Exercise brief:
Nothing in the records may be left out or altered; reproduce them all exactly.
○ ○ ○ ○ ○
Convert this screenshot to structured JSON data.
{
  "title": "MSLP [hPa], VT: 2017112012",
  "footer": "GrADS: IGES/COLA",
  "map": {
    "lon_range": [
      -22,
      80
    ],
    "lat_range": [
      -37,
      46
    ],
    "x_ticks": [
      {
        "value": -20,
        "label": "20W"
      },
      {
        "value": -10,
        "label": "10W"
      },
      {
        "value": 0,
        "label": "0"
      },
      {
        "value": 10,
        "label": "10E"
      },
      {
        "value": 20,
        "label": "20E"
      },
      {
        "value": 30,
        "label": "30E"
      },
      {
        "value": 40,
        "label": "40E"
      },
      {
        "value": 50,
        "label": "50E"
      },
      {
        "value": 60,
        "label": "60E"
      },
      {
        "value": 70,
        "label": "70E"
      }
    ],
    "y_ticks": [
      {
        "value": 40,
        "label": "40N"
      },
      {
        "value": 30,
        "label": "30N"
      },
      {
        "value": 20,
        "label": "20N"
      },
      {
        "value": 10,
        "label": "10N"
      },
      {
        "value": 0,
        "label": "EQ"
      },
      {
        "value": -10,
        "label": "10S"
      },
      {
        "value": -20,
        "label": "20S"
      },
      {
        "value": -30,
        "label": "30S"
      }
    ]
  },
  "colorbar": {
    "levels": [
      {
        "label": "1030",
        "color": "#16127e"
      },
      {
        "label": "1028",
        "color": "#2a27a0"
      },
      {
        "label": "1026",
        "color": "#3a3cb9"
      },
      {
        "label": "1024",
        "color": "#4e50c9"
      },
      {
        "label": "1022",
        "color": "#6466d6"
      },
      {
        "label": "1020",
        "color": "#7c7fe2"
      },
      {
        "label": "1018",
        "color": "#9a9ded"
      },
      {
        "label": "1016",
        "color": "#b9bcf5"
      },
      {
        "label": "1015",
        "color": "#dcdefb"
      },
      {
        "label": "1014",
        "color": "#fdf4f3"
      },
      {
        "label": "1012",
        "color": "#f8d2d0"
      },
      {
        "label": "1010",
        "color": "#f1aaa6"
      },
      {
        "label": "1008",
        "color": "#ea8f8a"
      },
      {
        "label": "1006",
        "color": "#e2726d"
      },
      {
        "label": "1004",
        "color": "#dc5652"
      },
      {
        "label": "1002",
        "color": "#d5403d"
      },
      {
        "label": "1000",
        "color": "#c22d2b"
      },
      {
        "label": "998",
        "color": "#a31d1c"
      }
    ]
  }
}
○ ○ ○ ○ ○
Written solution:
Convert this screenshot to structured JSON data.
{
  "title": "MSLP [hPa], VT: 2017112012",
  "footer": "GrADS: IGES/COLA",
  "map": {
    "lon_range": [
      -22,
      80
    ],
    "lat_range": [
      -37,
      46
    ],
    "x_ticks": [
      {
        "value": -20,
        "label": "20W"
      },
      {
        "value": -10,
        "label": "10W"
      },
      {
        "value": 0,
        "label": "0"
      },
      {
        "value": 10,
        "label": "10E"
      },
      {
        "value": 20,
        "label": "20E"
      },
      {
        "value": 30,
        "label": "30E"
      },
      {
        "value": 40,
        "label": "40E"
      },
      {
        "value": 50,
        "label": "50E"
      },
      {
        "value": 60,
        "label": "60E"
      },
      {
        "value": 70,
        "label": "70E"
      }
    ],
    "y_ticks": [
      {
        "value": 40,
        "label": "40N"
      },
      {
        "value": 30,
        "label": "30N"
      },
      {
        "value": 20,
        "label": "20N"
      },
      {
        "value": 10,
        "label": "10N"
      },
      {
        "value": 0,
        "label": "EQ"
      },
      {
        "value": -10,
        "label": "10S"
      },
      {
        "value": -20,
        "label": "20S"
      },
      {
        "value": -30,
        "label": "30S"
      }
    ]
  },
  "colorbar": {
    "levels": [
      {
        "label": "1030",
        "color": "#16127e"
      },
      {
        "label": "1028",
        "color": "#2a27a0"
      },
      {
        "label": "1026",
        "color": "#3a3cb9"
      },
      {
        "label": "1024",
        "color": "#4e50c9"
      },
      {
        "label": "1022",
        "color": "#6466d6"
      },
      {
        "label": "1020",
        "color": "#7c7fe2"
      },
      {
        "label": "1018",
        "color": "#9a9ded"
      },
      {
        "label": "1016",
        "color": "#b9bcf5"
      },
      {
        "label": "1015",
        "color": "#dcdefb"
      },
      {
        "label": "1014",
        "color": "#fdf4f3"
      },
      {
        "label": "1012",
        "color": "#f8d2d0"
      },
      {
        "label": "1010",
        "color": "#f1aaa6"
      },
      {
        "label": "1008",
        "color": "#ea8f8a"
      },
      {
        "label": "1006",
        "color": "#e2726d"
      },
      {
        "label": "1004",
        "color": "#dc5652"
      },
      {
        "label": "1002",
        "color": "#d5403d"
      },
      {
        "label": "1000",
        "color": "#c22d2b"
      },
      {
        "label": "998",
        "color": "#a31d1c"
      }
    ]
  }
}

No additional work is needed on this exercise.